#### Goal
Give the number of lines in this listing that contain "Deficit", with no other words.

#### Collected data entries

════════════════════

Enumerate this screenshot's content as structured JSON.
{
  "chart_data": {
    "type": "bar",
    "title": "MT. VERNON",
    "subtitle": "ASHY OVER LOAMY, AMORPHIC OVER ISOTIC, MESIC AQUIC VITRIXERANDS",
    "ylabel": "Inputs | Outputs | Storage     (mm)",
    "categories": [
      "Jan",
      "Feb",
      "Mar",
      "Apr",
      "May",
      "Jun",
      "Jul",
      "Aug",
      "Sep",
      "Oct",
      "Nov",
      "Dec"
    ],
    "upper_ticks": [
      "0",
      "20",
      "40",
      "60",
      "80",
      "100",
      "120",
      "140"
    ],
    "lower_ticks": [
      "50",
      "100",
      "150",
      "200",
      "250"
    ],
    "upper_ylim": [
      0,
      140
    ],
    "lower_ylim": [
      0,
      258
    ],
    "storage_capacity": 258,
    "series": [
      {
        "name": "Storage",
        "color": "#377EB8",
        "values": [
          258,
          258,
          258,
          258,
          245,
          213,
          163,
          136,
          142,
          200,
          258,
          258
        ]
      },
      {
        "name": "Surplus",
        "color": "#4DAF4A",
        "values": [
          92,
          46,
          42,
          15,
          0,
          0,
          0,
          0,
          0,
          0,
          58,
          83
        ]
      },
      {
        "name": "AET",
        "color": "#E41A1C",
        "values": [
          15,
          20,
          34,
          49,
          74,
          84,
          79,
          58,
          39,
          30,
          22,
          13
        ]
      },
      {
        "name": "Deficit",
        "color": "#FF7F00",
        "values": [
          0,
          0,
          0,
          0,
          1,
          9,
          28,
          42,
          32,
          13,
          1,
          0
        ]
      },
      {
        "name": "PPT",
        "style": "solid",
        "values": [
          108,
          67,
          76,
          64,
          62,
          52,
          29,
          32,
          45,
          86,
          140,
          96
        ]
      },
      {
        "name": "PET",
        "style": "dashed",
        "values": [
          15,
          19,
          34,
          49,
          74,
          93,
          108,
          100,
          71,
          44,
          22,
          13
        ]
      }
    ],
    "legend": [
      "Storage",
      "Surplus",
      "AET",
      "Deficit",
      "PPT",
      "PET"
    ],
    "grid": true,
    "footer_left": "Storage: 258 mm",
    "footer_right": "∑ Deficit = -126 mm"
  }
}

════════════════════

#### Output
3